GIVEN PROBLEM A =
Answer these questions from the passage on friendship and Scripture, one line each:
(i) Which chapter and verse of Proverbs opens the passage?
(ii) Which character from Jane Austen's Emma confronts a wrong, and which two passages does that correction blend?
(iii) According to the verse cited as Prov. 10:12, what does hatred stir up?
GIVEN PROBLEM B = Carry on the passage on friendship and Scripture, starting after its final sentence.

PASSAGE GIVEN =
━━━

Proverbs says (and I can’t help but lapse into my KJV version of Proverbs 27:6): Faithful are the wounds of a friend, but the kisses of an enemy are deceitful.

You know, that’s a pretty strong statement.  Friends don’t sugar coat truth.  As Knightley did in Jane Austen’s Emma, when a real wrong has been committed, a true friend will confront it.  Knightley’s correction is a beautiful blending of Proverbs 27:6 and Matthew 18.  He went to her, privately, and showed her kindly but firmly where she was wrong.  Friends do that.

However, sometimes we seem to use these verses as an excuse to whip our friends with the Word.  We take out our scriptural six-shooter and fire it at will all in the name of “being a faithful friend.”  Where’s the balance?  There has to be a SCRIPTURAL balance between being that “faithful friend” who speaks the truth and corrects a friend even if it hurts and allowing our love for our friend to overlook a failing.  I love 1 Peter 4:8.

Above all, keep fervent in your love for one another, because love covers a multitude of sins.

So which is applicable when.  We know that scripture covers all of life, so clearly there are times to confront and rebuke and there are times to cover someone’s fault in love.  After all, isn’t that what Jesus did for us?  Isn’t that what the whole point of Him dying on the cross was all about?  Covering our sins in His blood because of His great love for us?  You know, Proverbs talks about these too.

Well…

Hatred stirs up strife, but love covers all offenses.  (Prov. 10:12)
Whoever covers an offense seeks love, but he who repeats a matter separates close friends.  (Proverbs 17:19)

━━━

DATA =
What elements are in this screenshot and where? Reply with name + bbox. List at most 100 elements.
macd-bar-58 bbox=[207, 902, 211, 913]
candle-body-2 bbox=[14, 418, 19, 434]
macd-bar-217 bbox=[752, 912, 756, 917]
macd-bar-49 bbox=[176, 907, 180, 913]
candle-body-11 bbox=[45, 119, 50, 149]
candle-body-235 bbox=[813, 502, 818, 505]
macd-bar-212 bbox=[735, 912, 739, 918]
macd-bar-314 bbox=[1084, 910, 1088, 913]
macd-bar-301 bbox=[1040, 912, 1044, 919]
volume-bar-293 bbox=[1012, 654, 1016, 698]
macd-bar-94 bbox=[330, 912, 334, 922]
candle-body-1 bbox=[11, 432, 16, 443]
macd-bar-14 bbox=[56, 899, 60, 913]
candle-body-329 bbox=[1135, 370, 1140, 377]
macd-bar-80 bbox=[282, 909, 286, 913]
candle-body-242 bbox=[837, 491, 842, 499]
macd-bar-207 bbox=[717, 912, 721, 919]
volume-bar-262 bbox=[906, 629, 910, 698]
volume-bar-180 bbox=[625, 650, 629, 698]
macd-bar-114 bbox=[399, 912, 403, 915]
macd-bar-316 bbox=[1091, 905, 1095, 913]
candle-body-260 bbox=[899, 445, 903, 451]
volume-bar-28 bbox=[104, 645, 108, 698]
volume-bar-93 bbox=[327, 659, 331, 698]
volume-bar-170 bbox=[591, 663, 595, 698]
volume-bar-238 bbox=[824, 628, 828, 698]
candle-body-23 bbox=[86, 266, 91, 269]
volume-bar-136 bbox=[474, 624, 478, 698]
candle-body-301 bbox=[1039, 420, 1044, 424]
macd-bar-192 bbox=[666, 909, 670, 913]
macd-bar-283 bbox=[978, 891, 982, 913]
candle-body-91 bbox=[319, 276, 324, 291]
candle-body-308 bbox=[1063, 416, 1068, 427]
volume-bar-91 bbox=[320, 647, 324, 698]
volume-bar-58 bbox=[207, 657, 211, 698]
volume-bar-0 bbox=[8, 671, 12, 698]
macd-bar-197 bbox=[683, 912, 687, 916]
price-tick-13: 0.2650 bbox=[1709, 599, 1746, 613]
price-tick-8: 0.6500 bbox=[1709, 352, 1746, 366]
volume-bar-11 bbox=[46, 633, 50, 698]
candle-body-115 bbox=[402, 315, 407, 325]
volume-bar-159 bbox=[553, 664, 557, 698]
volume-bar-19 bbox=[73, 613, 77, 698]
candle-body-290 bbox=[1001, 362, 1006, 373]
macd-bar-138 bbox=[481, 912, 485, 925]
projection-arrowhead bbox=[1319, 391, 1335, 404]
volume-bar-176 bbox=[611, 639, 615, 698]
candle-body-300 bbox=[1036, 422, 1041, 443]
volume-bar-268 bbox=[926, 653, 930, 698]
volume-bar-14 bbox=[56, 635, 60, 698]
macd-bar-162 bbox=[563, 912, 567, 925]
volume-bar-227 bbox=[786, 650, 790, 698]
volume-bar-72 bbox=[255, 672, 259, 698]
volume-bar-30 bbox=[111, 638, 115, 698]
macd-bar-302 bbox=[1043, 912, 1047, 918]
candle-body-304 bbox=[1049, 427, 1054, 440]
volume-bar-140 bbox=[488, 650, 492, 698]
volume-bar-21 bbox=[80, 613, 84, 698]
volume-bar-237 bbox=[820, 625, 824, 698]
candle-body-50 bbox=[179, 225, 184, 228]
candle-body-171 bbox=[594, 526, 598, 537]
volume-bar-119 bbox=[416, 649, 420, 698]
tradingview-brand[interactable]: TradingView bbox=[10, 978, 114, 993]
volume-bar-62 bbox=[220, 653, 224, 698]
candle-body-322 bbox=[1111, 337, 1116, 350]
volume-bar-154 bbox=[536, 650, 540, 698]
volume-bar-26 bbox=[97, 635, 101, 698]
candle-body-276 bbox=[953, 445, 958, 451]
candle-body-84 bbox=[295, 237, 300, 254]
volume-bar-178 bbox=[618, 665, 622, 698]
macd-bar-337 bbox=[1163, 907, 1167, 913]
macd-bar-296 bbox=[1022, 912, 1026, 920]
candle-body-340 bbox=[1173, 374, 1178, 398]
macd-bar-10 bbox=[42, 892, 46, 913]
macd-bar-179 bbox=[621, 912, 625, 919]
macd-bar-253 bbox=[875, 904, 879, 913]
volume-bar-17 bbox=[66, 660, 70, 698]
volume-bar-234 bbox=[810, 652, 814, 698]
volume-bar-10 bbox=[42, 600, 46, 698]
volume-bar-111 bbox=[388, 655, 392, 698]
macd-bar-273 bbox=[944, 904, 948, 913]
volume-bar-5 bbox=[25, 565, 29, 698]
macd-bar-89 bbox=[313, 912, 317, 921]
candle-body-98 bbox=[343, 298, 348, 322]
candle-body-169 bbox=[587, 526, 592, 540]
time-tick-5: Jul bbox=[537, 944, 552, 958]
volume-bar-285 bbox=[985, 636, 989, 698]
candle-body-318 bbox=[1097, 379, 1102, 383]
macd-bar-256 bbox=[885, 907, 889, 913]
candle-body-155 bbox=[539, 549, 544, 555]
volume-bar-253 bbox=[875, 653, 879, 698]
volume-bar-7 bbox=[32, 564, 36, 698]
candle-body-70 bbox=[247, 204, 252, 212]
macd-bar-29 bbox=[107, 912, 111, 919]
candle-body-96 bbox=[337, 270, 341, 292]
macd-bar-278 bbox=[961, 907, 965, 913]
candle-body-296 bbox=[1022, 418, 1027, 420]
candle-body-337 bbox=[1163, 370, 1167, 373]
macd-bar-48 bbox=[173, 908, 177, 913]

━━━

WRITTEN REPLY A =
(i) Proverbs 27:6
(ii) Knightley; Proverbs 27:6 and Matthew 18
(iii) Strife

WRITTEN REPLY B =
And then there’s my beloved James.  I really do have a deep love for that book.  It really seems to address so much of the Christian walk.  I remember when we had to memorize it in the ninth grade.  I was so frustrated.  Why couldn’t it be Psalms or Proverbs?  Those were such “practical” books.  Now I thank Mr. and Mrs. Bills for choosing James.  I truly believe God knew how much I needed it infused into my life.

let him know that he who turns a sinner from the error of his way will save his soul from death and will cover a multitude of sins.   (James 5:20)

There is clearly a time and a place for both.

One of my favorite hymns is flowing through my head right now.  I can’t stop thinking of one line in it…

Angry Words

Angry words! O let them never,
From the tongue unbridled slip,
May the heart’s best impulse ever,
Check them ere they soil the lip.

Love one another thus saith the Savior,
Children obey the Father’s blest command,
Love each other, love each other,
’Tis the Father’s blest command.

Love is much too pure and holy,
Friendship is too sacred far,
For a moment’s reckless folly,
Thus to desolate and mar.

Love one another thus saith the Savior,
Children obey the Father’s blest command,
Love each other, love each other,
’Tis the Father’s blest command.

Angry words are lightly spoken,
Bitterest thoughts are rashly stirred,
Brightest links of life are broken,
By a single angry word.

Love one another thus saith the Savior,
Children obey the Father’s blest command,
Love each other, love each other,
’Tis the Father’s blest command.

You know… this song is about speaking in anger, which isn’t what I’m pondering, but those lines really keep reverberating in my mind.  Friendship is too beautiful– too much of a gift– not to take it seriously when our friends are straying from the Lord.  It also works the other way around.  Friendship is also too much of a blessing to damage with our meddling when love can cover.  It’s just so hard to know which is appropriate.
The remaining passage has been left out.